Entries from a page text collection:
════

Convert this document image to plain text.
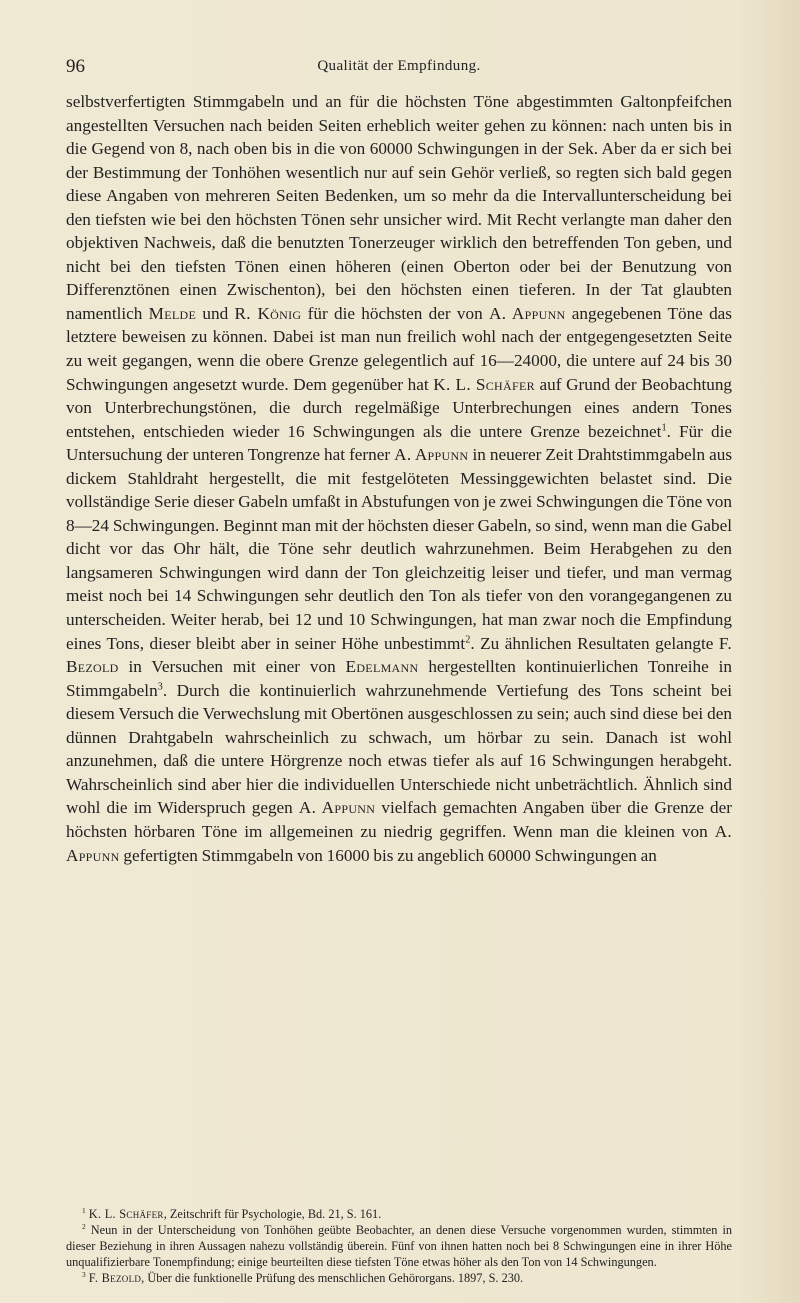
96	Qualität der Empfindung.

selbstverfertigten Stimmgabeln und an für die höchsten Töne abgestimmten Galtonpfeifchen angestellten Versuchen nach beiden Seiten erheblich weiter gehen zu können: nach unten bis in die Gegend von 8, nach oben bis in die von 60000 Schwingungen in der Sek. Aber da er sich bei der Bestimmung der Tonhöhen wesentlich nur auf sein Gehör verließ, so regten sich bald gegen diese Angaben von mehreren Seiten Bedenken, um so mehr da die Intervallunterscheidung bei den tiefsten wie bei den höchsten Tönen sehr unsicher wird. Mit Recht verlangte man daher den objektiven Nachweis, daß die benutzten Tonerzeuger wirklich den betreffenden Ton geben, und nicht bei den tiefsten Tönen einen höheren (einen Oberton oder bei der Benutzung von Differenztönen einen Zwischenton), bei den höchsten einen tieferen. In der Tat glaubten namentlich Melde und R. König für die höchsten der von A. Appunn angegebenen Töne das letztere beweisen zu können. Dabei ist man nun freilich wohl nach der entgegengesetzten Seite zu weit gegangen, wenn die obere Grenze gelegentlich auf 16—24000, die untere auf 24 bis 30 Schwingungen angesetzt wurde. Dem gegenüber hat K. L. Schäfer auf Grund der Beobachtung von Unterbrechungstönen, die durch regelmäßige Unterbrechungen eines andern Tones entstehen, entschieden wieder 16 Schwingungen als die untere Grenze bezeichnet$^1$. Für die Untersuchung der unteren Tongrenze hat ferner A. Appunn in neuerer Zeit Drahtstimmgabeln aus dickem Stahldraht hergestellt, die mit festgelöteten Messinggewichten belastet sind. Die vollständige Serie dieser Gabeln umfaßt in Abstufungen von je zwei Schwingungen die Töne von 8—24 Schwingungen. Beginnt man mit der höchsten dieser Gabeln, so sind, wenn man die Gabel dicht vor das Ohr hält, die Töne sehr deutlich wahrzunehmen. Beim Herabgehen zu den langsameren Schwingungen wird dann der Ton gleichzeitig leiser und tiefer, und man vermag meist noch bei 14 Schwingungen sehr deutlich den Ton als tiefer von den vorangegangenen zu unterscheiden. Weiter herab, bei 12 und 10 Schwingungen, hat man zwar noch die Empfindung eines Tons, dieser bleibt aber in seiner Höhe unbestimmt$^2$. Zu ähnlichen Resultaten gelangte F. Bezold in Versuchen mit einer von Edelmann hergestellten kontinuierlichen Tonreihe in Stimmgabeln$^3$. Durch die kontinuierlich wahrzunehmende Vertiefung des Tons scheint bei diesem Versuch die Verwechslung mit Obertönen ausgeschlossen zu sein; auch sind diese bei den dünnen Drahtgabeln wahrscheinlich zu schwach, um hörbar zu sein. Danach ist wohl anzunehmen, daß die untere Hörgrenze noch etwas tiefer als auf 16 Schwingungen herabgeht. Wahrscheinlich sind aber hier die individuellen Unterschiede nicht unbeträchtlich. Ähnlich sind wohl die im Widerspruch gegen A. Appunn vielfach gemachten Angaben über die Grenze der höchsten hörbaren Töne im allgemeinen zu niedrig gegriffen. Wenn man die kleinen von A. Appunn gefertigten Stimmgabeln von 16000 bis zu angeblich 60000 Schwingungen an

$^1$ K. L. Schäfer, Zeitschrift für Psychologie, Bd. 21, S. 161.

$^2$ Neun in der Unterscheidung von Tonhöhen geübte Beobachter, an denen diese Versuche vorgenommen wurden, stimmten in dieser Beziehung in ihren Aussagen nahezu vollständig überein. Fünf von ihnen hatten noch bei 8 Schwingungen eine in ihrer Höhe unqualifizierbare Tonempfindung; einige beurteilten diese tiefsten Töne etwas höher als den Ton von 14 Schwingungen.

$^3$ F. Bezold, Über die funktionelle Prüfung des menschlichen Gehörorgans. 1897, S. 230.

════

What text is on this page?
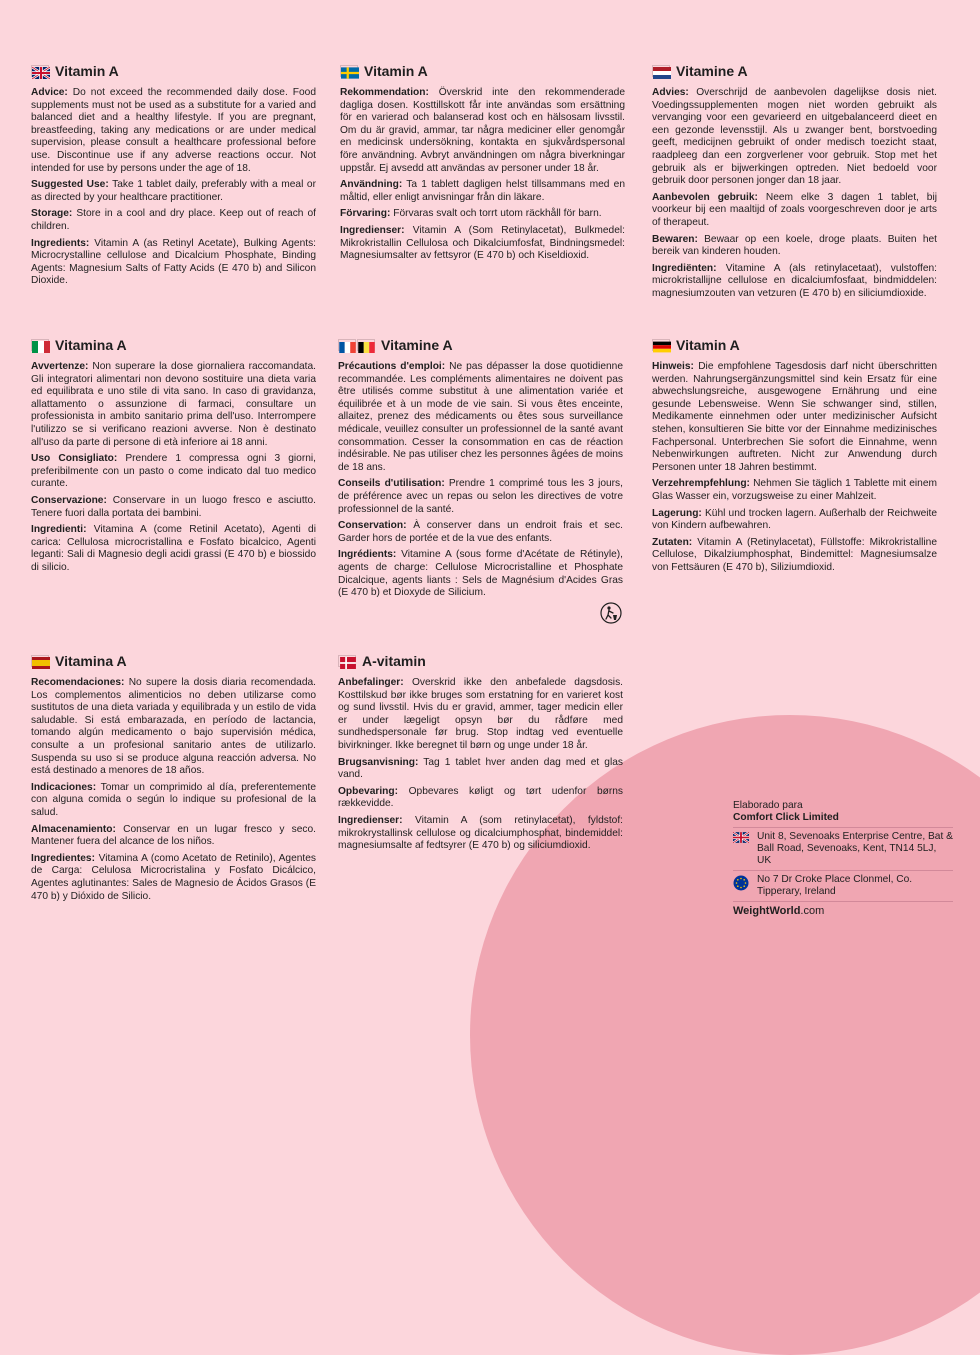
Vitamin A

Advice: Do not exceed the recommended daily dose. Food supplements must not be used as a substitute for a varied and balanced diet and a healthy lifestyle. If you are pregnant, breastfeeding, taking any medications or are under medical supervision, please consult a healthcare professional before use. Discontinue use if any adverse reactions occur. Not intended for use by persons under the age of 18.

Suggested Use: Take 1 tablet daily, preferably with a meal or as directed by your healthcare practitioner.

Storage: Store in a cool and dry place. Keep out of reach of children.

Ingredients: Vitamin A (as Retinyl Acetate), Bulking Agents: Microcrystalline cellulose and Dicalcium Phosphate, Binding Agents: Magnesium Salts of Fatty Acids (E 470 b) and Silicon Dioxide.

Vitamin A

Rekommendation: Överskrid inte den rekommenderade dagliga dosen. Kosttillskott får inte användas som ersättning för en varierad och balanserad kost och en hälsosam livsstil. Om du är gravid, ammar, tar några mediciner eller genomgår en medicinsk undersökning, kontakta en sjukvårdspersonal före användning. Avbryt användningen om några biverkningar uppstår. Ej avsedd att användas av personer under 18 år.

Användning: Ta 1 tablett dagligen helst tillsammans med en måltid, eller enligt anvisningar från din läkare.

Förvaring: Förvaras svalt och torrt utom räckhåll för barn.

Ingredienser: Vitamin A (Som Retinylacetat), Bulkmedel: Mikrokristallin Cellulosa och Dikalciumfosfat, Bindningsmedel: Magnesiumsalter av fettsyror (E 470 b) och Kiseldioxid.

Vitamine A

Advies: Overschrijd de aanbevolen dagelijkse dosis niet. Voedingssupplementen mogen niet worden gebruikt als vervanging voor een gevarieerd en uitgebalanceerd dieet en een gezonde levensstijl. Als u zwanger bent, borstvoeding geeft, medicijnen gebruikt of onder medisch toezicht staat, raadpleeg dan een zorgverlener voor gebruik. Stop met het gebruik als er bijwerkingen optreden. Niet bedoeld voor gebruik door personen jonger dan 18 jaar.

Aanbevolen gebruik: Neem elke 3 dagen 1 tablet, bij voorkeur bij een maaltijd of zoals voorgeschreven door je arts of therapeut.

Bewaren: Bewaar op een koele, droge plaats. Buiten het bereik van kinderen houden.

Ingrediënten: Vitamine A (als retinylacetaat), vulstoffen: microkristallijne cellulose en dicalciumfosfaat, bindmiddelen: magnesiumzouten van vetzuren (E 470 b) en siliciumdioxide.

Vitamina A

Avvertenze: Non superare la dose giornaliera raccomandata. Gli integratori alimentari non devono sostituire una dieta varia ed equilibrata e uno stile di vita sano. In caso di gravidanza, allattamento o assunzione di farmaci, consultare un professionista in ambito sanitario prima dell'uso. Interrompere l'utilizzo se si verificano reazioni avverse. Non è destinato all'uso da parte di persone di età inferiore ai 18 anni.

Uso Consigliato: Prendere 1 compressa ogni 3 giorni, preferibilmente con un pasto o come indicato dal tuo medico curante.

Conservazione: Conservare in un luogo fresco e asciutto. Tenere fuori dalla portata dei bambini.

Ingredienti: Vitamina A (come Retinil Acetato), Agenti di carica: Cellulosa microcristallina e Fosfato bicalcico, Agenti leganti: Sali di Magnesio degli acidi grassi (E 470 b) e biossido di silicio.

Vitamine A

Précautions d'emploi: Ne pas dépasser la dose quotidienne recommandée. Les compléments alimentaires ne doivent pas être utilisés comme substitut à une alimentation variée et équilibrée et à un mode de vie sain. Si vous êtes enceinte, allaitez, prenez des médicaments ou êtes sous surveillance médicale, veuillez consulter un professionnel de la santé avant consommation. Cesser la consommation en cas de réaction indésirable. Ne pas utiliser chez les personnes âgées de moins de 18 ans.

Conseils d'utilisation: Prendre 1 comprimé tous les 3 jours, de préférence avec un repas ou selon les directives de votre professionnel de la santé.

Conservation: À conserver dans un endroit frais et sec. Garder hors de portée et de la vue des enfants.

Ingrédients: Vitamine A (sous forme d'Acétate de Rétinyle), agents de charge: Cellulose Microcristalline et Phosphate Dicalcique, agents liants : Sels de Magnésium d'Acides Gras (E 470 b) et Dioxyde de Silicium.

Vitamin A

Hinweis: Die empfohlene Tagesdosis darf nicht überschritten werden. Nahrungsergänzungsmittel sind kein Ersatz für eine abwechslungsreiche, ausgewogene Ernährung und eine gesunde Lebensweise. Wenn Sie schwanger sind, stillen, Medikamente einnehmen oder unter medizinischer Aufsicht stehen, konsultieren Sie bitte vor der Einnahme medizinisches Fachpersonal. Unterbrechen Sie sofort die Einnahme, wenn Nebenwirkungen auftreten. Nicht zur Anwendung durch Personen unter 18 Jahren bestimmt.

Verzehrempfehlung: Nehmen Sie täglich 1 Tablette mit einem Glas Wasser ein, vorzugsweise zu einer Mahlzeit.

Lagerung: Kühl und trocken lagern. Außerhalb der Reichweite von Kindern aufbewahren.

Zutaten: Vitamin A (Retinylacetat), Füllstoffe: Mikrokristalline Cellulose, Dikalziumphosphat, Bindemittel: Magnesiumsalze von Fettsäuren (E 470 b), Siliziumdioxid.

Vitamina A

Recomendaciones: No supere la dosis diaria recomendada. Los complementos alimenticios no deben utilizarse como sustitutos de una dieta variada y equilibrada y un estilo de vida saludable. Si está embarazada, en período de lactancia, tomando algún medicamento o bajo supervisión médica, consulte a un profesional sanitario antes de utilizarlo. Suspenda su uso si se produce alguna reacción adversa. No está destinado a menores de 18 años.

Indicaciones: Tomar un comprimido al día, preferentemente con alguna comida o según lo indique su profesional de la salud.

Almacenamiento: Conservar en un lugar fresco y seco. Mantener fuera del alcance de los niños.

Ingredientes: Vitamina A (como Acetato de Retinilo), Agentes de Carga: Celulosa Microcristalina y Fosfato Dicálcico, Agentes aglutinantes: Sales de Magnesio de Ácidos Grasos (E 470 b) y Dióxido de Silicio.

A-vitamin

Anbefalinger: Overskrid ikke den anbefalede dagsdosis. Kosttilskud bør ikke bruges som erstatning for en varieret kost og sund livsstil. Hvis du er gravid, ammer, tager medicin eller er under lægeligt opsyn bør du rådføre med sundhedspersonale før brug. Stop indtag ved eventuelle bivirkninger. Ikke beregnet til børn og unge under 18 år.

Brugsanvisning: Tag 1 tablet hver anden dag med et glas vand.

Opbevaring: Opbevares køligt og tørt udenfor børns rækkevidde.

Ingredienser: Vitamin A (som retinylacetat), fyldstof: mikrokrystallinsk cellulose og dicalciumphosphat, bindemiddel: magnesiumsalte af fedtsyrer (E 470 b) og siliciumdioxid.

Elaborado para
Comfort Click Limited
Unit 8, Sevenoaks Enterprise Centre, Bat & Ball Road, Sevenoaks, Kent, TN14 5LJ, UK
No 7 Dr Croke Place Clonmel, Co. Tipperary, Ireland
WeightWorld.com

════

### Activity:
Copy out all the lines of the records that include "Vitamina".

### Completed exercise:
Vitamina A
Ingredienti: Vitamina A (come Retinil Acetato), Agenti di carica: Cellulosa microcristallina e Fosfato bicalcico, Agenti leganti: Sali di Magnesio degli acidi grassi (E 470 b) e biossido di silicio.
Vitamina A
Ingredientes: Vitamina A (como Acetato de Retinilo), Agentes de Carga: Celulosa Microcristalina y Fosfato Dicálcico, Agentes aglutinantes: Sales de Magnesio de Ácidos Grasos (E 470 b) y Dióxido de Silicio.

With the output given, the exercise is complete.